─── Input for this task ───

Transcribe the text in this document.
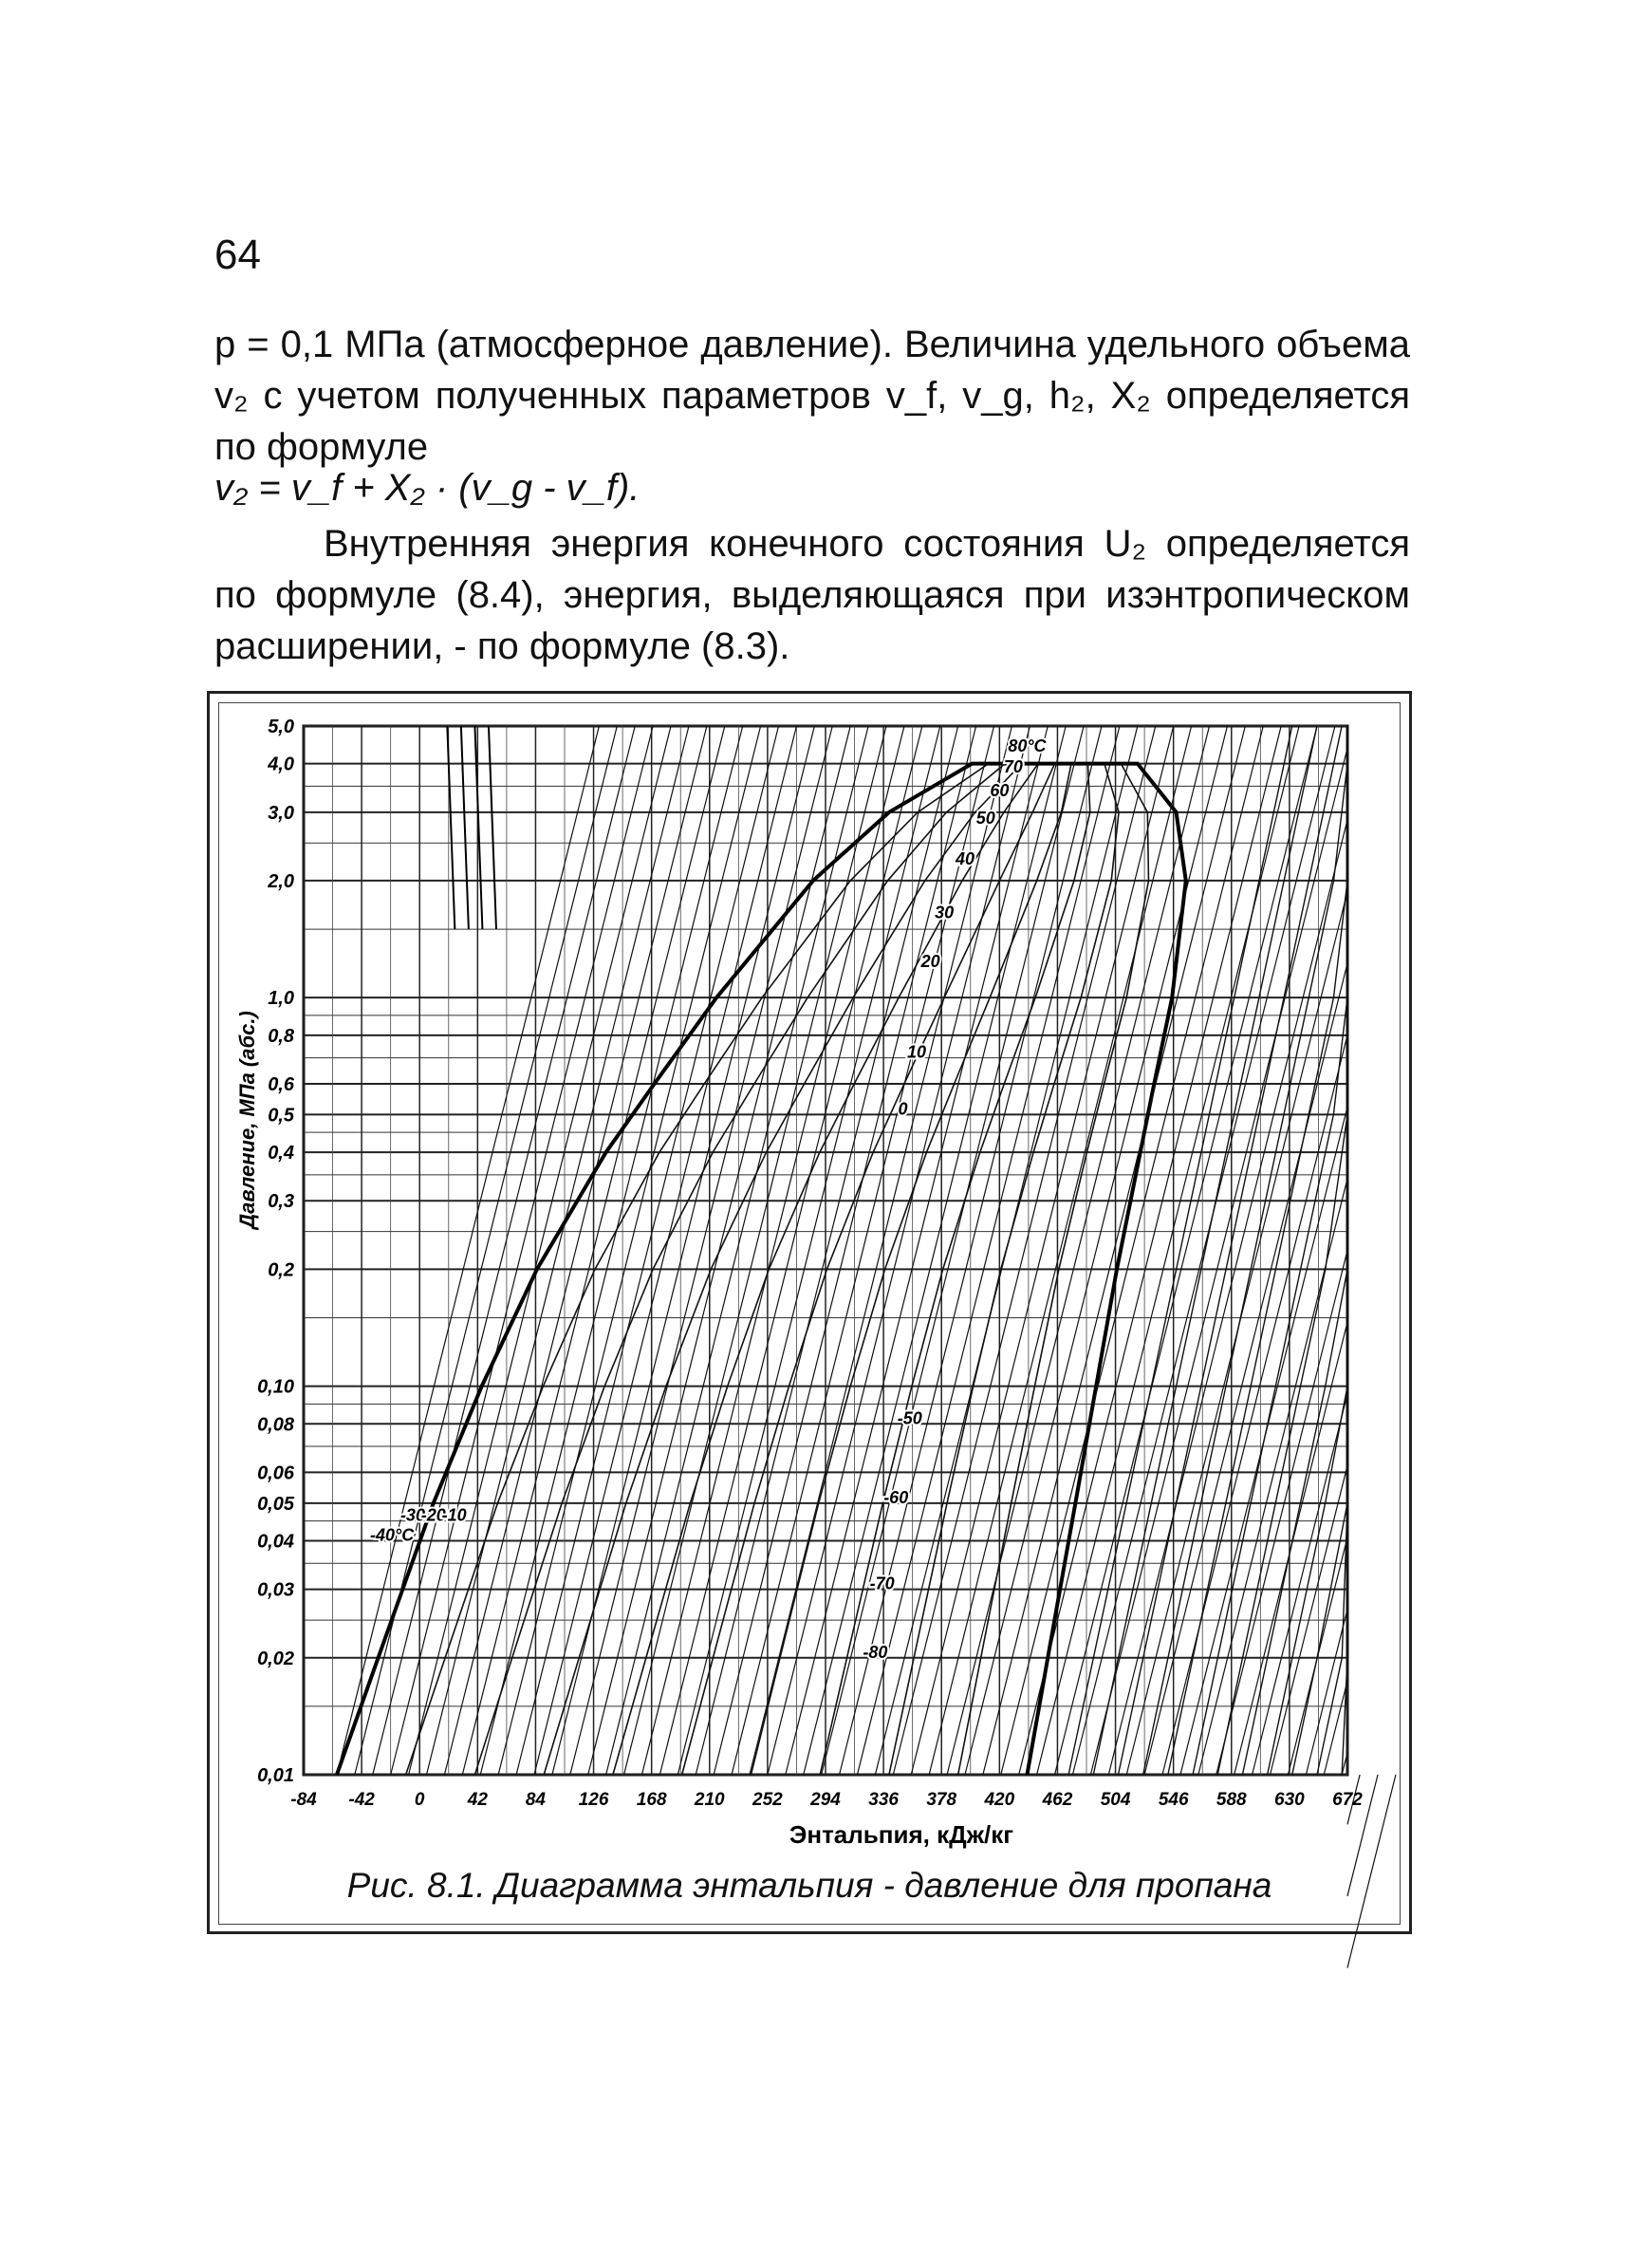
64
р = 0,1 МПа (атмосферное давление). Величина удельного объема v₂ с учетом полученных параметров v_f, v_g, h₂, X₂ определяется по формуле
v₂ = v_f + X₂ · (v_g - v_f).
Внутренняя энергия конечного состояния U₂ определяется по формуле (8.4), энергия, выделяющаяся при изэнтропическом расширении, - по формуле (8.3).
-40°C
-30
-20
-10
0
10
20
30
40
50
60
70
80°C
-50
-60
-70
-80
5,0
4,0
3,0
2,0
1,0
0,8
0,6
0,5
0,4
0,3
0,2
0,10
0,08
0,06
0,05
0,04
0,03
0,02
0,01
-84 -42 0 42 84 126 168 210 252 294 336 378 420 462 504 546 588 630 672
Давление, МПа (абс.)
Энтальпия, кДж/кг
Рис. 8.1. Диаграмма энтальпия - давление для пропана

───

*Short task*
Read through the data and copy every line where "формуле" shows up.

*Result of this exercise*
р = 0,1 МПа (атмосферное давление). Величина удельного объема v₂ с учетом полученных параметров v_f, v_g, h₂, X₂ определяется по формуле
Внутренняя энергия конечного состояния U₂ определяется по формуле (8.4), энергия, выделяющаяся при изэнтропическом расширении, - по формуле (8.3).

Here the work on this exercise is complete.